• [Your instructions]
Reproduce all the material exactly, minus any pictures it holds.

• [Input]
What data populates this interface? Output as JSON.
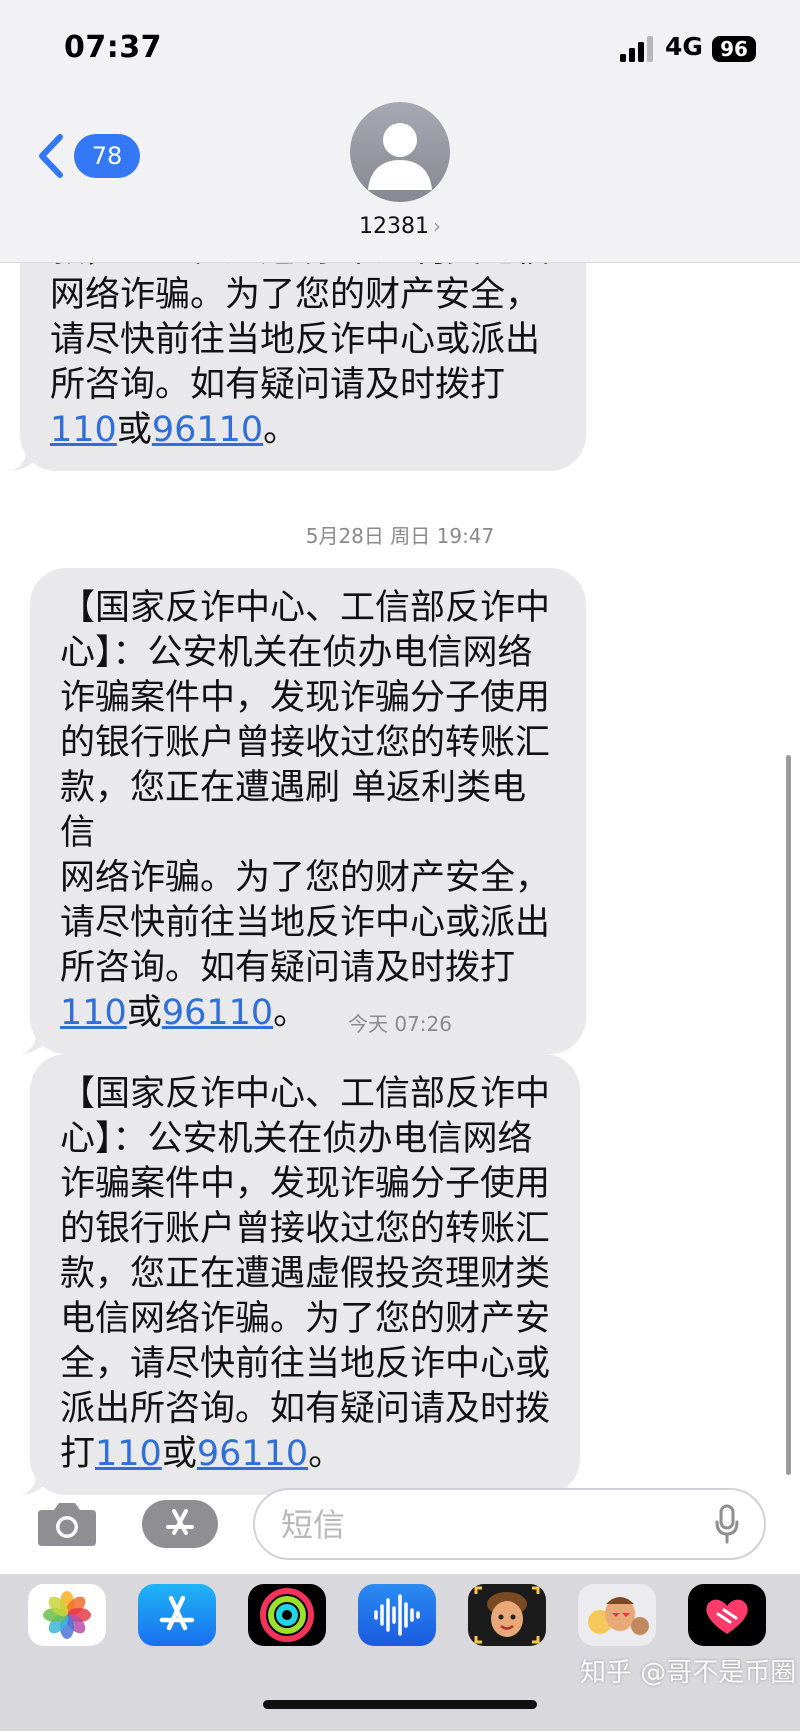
{
  "status_bar": {
    "time": "07:37",
    "network": "4G",
    "battery": "96"
  },
  "header": {
    "back_count": "78",
    "contact": "12381"
  },
  "messages": [
    {
      "lines": [
        "款，您正在遭遇刷 单返利类电信",
        "网络诈骗。为了您的财产安全，",
        "请尽快前往当地反诈中心或派出",
        "所咨询。如有疑问请及时拨打"
      ],
      "last_pre": "",
      "num1": "110",
      "mid": "或",
      "num2": "96110",
      "end": "。"
    },
    {
      "timestamp": "5月28日 周日 19:47",
      "lines": [
        "【国家反诈中心、工信部反诈中",
        "心】：公安机关在侦办电信网络",
        "诈骗案件中，发现诈骗分子使用",
        "的银行账户曾接收过您的转账汇",
        "款，您正在遭遇刷 单返利类电信",
        "网络诈骗。为了您的财产安全，",
        "请尽快前往当地反诈中心或派出",
        "所咨询。如有疑问请及时拨打"
      ],
      "last_pre": "",
      "num1": "110",
      "mid": "或",
      "num2": "96110",
      "end": "。"
    },
    {
      "timestamp": "今天 07:26",
      "lines": [
        "【国家反诈中心、工信部反诈中",
        "心】：公安机关在侦办电信网络",
        "诈骗案件中，发现诈骗分子使用",
        "的银行账户曾接收过您的转账汇",
        "款，您正在遭遇虚假投资理财类",
        "电信网络诈骗。为了您的财产安",
        "全，请尽快前往当地反诈中心或",
        "派出所咨询。如有疑问请及时拨"
      ],
      "last_pre": "打",
      "num1": "110",
      "mid": "或",
      "num2": "96110",
      "end": "。"
    }
  ],
  "composer": {
    "placeholder": "短信"
  },
  "app_drawer": {
    "apps": [
      "photos-icon",
      "app-store-icon",
      "activity-icon",
      "audio-message-icon",
      "memoji-icon",
      "memoji-stickers-icon",
      "digital-touch-icon"
    ]
  },
  "watermark": "知乎 @哥不是币圈",
  "colors": {
    "link": "#2f6fd8",
    "badge": "#3478f6",
    "bubble": "#e9e9eb"
  }
}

• [Output]
What data populates this interface? Output as JSON.
{
  "status_bar": {
    "time": "07:37",
    "network": "4G",
    "battery": "96"
  },
  "header": {
    "back_count": "78",
    "contact": "12381"
  },
  "messages": [
    {
      "lines": [
        "款，您正在遭遇刷 单返利类电信",
        "网络诈骗。为了您的财产安全，",
        "请尽快前往当地反诈中心或派出",
        "所咨询。如有疑问请及时拨打"
      ],
      "last_pre": "",
      "num1": "110",
      "mid": "或",
      "num2": "96110",
      "end": "。"
    },
    {
      "timestamp": "5月28日 周日 19:47",
      "lines": [
        "【国家反诈中心、工信部反诈中",
        "心】：公安机关在侦办电信网络",
        "诈骗案件中，发现诈骗分子使用",
        "的银行账户曾接收过您的转账汇",
        "款，您正在遭遇刷 单返利类电信",
        "网络诈骗。为了您的财产安全，",
        "请尽快前往当地反诈中心或派出",
        "所咨询。如有疑问请及时拨打"
      ],
      "last_pre": "",
      "num1": "110",
      "mid": "或",
      "num2": "96110",
      "end": "。"
    },
    {
      "timestamp": "今天 07:26",
      "lines": [
        "【国家反诈中心、工信部反诈中",
        "心】：公安机关在侦办电信网络",
        "诈骗案件中，发现诈骗分子使用",
        "的银行账户曾接收过您的转账汇",
        "款，您正在遭遇虚假投资理财类",
        "电信网络诈骗。为了您的财产安",
        "全，请尽快前往当地反诈中心或",
        "派出所咨询。如有疑问请及时拨"
      ],
      "last_pre": "打",
      "num1": "110",
      "mid": "或",
      "num2": "96110",
      "end": "。"
    }
  ],
  "composer": {
    "placeholder": "短信"
  },
  "app_drawer": {
    "apps": [
      "photos-icon",
      "app-store-icon",
      "activity-icon",
      "audio-message-icon",
      "memoji-icon",
      "memoji-stickers-icon",
      "digital-touch-icon"
    ]
  },
  "watermark": "知乎 @哥不是币圈",
  "colors": {
    "link": "#2f6fd8",
    "badge": "#3478f6",
    "bubble": "#e9e9eb"
  }
}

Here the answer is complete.